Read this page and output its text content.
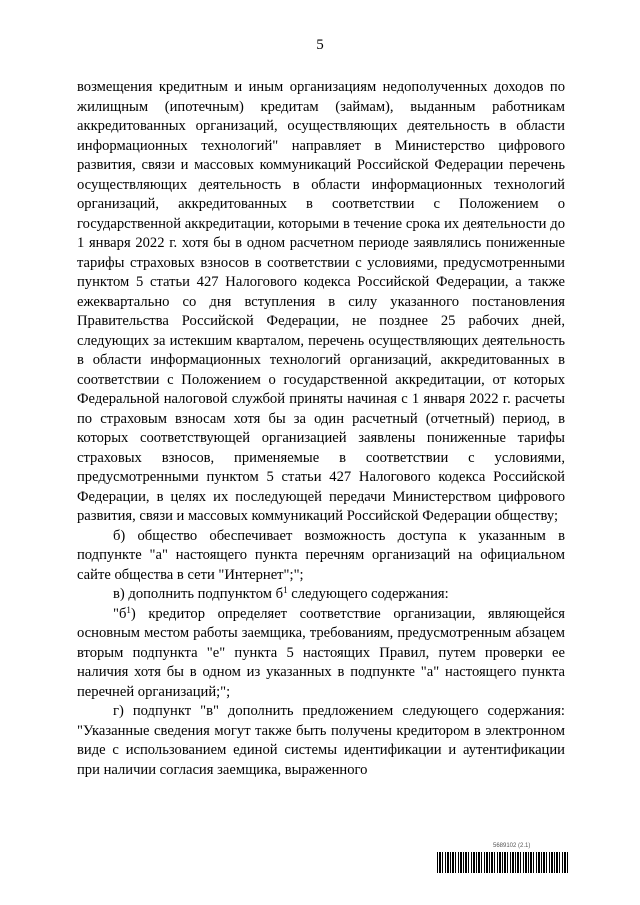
5

возмещения кредитным и иным организациям недополученных доходов по жилищным (ипотечным) кредитам (займам), выданным работникам аккредитованных организаций, осуществляющих деятельность в области информационных технологий" направляет в Министерство цифрового развития, связи и массовых коммуникаций Российской Федерации перечень осуществляющих деятельность в области информационных технологий организаций, аккредитованных в соответствии с Положением о государственной аккредитации, которыми в течение срока их деятельности до 1 января 2022 г. хотя бы в одном расчетном периоде заявлялись пониженные тарифы страховых взносов в соответствии с условиями, предусмотренными пунктом 5 статьи 427 Налогового кодекса Российской Федерации, а также ежеквартально со дня вступления в силу указанного постановления Правительства Российской Федерации, не позднее 25 рабочих дней, следующих за истекшим кварталом, перечень осуществляющих деятельность в области информационных технологий организаций, аккредитованных в соответствии с Положением о государственной аккредитации, от которых Федеральной налоговой службой приняты начиная с 1 января 2022 г. расчеты по страховым взносам хотя бы за один расчетный (отчетный) период, в которых соответствующей организацией заявлены пониженные тарифы страховых взносов, применяемые в соответствии с условиями, предусмотренными пунктом 5 статьи 427 Налогового кодекса Российской Федерации, в целях их последующей передачи Министерством цифрового развития, связи и массовых коммуникаций Российской Федерации обществу;

б) общество обеспечивает возможность доступа к указанным в подпункте "а" настоящего пункта перечням организаций на официальном сайте общества в сети "Интернет";";

в) дополнить подпунктом $б^1$ следующего содержания:

"$б^1$) кредитор определяет соответствие организации, являющейся основным местом работы заемщика, требованиям, предусмотренным абзацем вторым подпункта "е" пункта 5 настоящих Правил, путем проверки ее наличия хотя бы в одном из указанных в подпункте "а" настоящего пункта перечней организаций;";

г) подпункт "в" дополнить предложением следующего содержания: "Указанные сведения могут также быть получены кредитором в электронном виде с использованием единой системы идентификации и аутентификации при наличии согласия заемщика, выраженного

5689102 (2.1)
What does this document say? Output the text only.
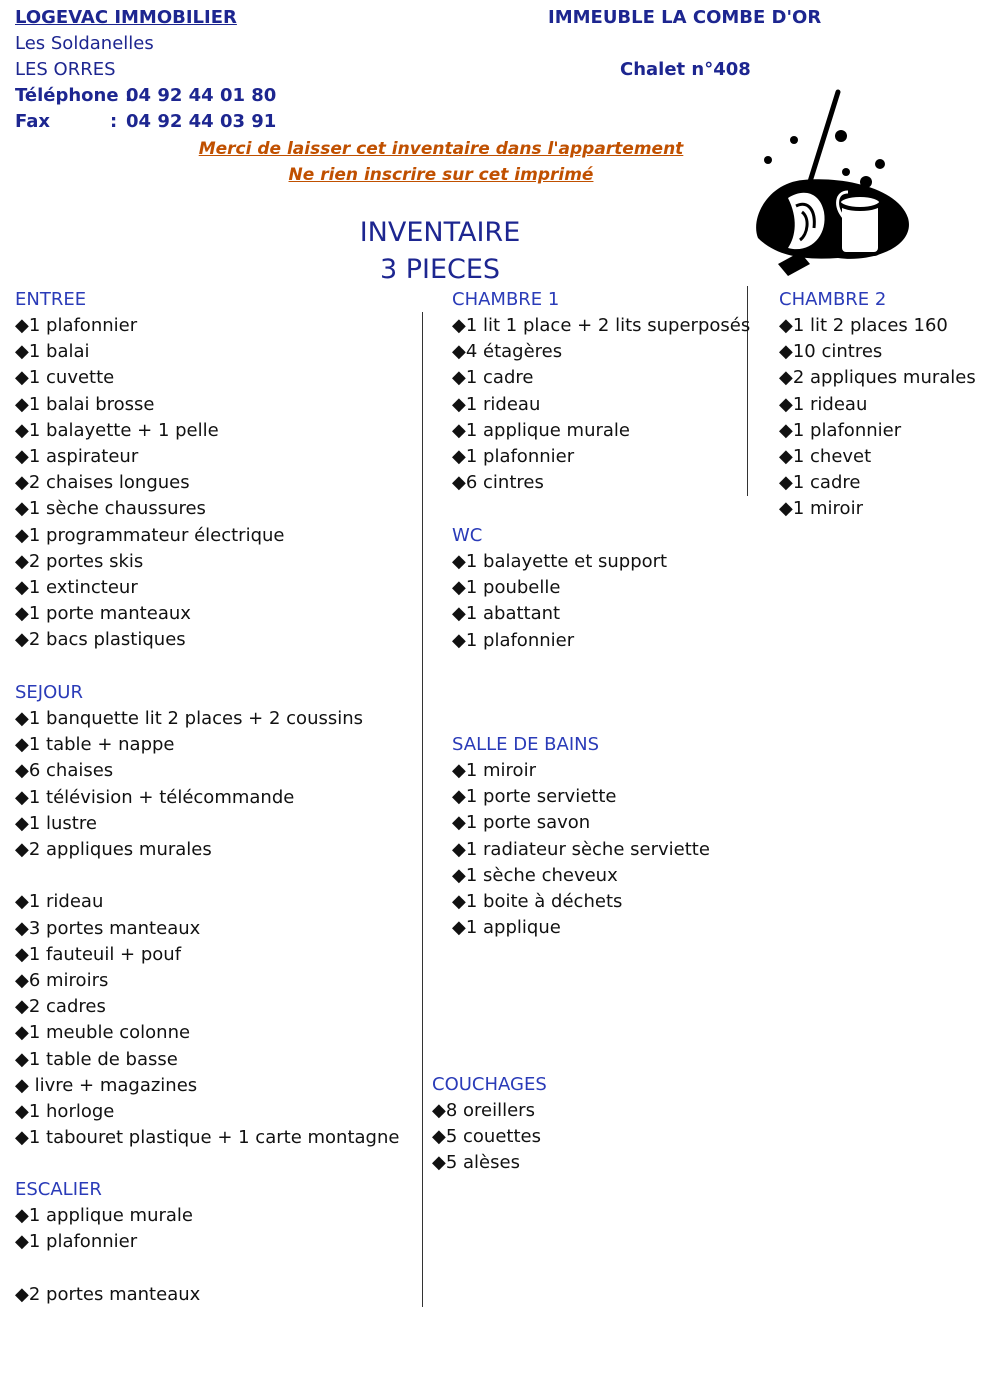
LOGEVAC IMMOBILIER
Les Soldanelles
LES ORRES
Téléphone :
04 92 44 01 80
Fax	: 04 92 44 03 91
IMMEUBLE LA COMBE D'OR
Chalet n°408
Merci de laisser cet inventaire dans l'appartement
Ne rien inscrire sur cet imprimé
INVENTAIRE
3 PIECES
ENTREE
◆1 plafonnier
◆1 balai
◆1 cuvette
◆1 balai brosse
◆1 balayette + 1 pelle
◆1 aspirateur
◆2 chaises longues
◆1 sèche chaussures
◆1 programmateur électrique
◆2 portes skis
◆1 extincteur
◆1 porte manteaux
◆2 bacs plastiques
SEJOUR
◆1 banquette lit 2 places + 2 coussins
◆1 table + nappe
◆6 chaises
◆1 télévision + télécommande
◆1 lustre
◆2 appliques murales
◆1 rideau
◆3 portes manteaux
◆1 fauteuil + pouf
◆6 miroirs
◆2 cadres
◆1 meuble colonne
◆1 table de basse
◆ livre + magazines
◆1 horloge
◆1 tabouret plastique + 1 carte montagne
ESCALIER
◆1 applique murale
◆1 plafonnier
◆2 portes manteaux
CHAMBRE 1
◆1 lit 1 place + 2 lits superposés
◆4 étagères
◆1 cadre
◆1 rideau
◆1 applique murale
◆1 plafonnier
◆6 cintres
WC
◆1 balayette et support
◆1 poubelle
◆1 abattant
◆1 plafonnier
SALLE DE BAINS
◆1 miroir
◆1 porte serviette
◆1 porte savon
◆1 radiateur sèche serviette
◆1 sèche cheveux
◆1 boite à déchets
◆1 applique
COUCHAGES
◆8 oreillers
◆5 couettes
◆5 alèses
CHAMBRE 2
◆1 lit 2 places 160
◆10 cintres
◆2 appliques murales
◆1 rideau
◆1 plafonnier
◆1 chevet
◆1 cadre
◆1 miroir
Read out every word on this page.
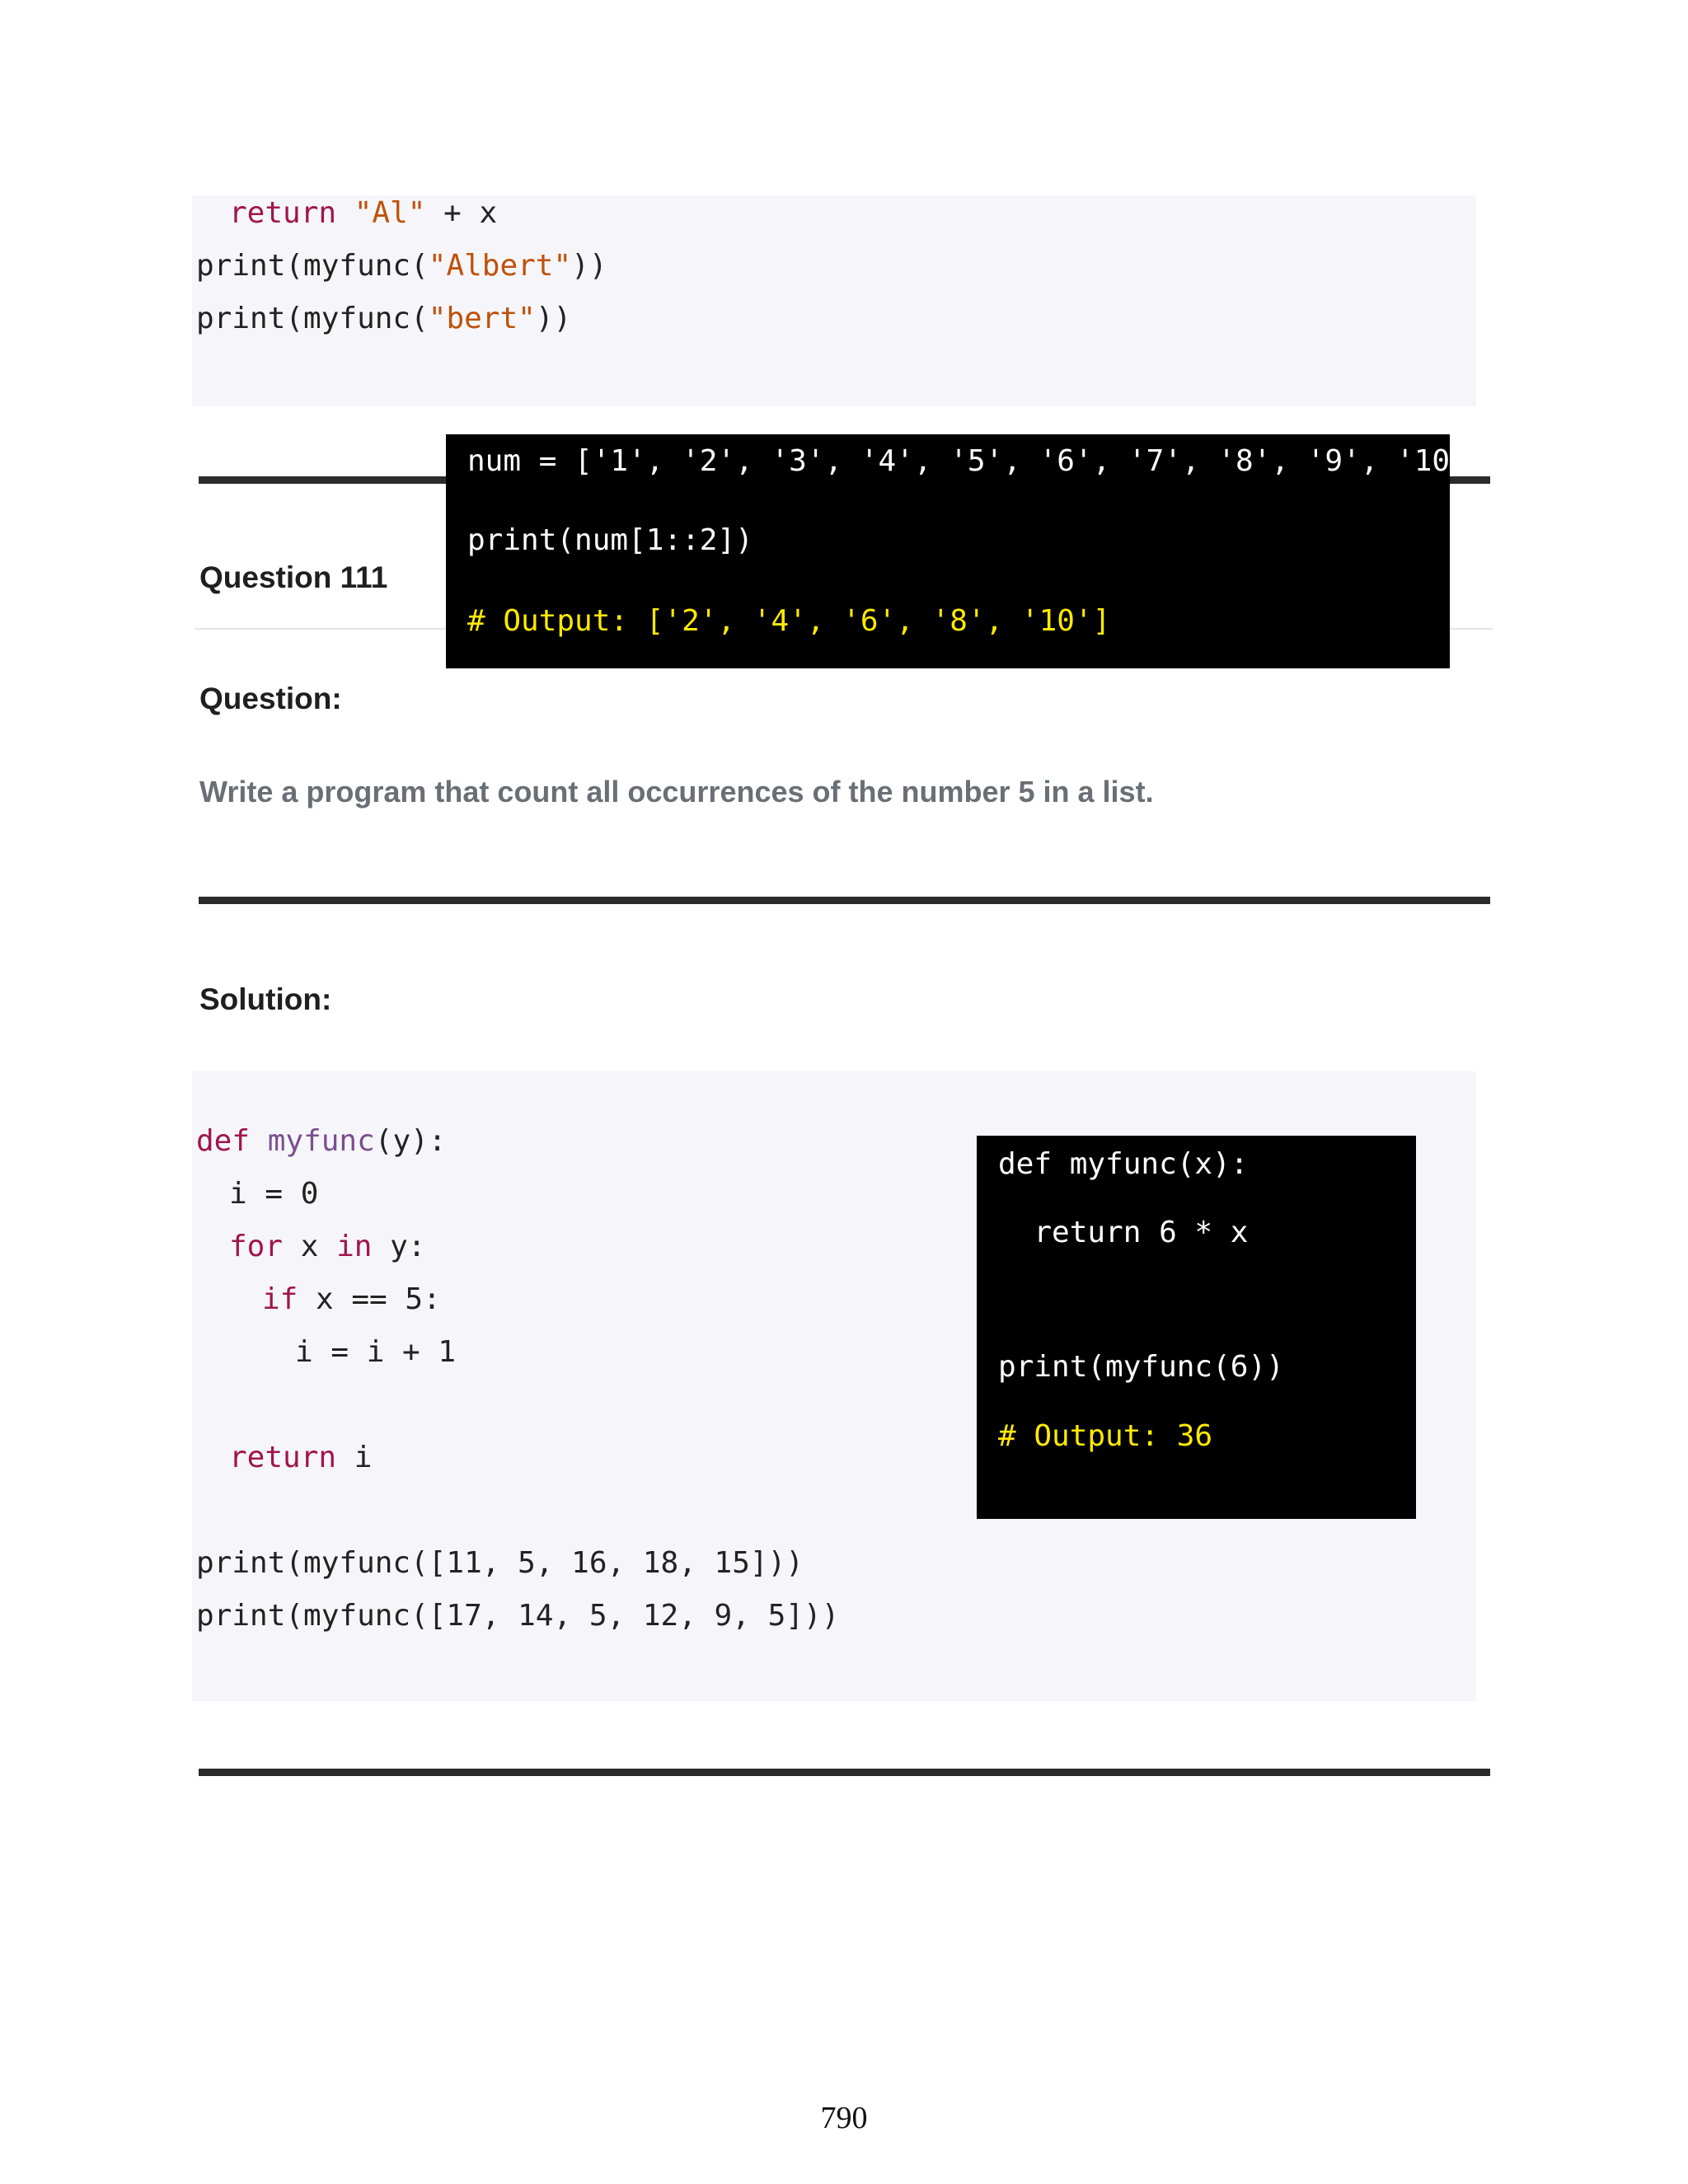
return "Al" + x
print(myfunc("Albert"))
print(myfunc("bert"))
Question 111
num = ['1', '2', '3', '4', '5', '6', '7', '8', '9', '10']
print(num[1::2])
# Output: ['2', '4', '6', '8', '10']
Question:
Write a program that count all occurrences of the number 5 in a list.
Solution:
def myfunc(y):
i = 0
for x in y:
if x == 5:
i = i + 1
return i
print(myfunc([11, 5, 16, 18, 15]))
print(myfunc([17, 14, 5, 12, 9, 5]))
def myfunc(x):
return 6 * x
print(myfunc(6))
# Output: 36
790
——————
Copy each line from the records above that includes the string "Read".

Read this page and output its text content.
Read out every word on this page.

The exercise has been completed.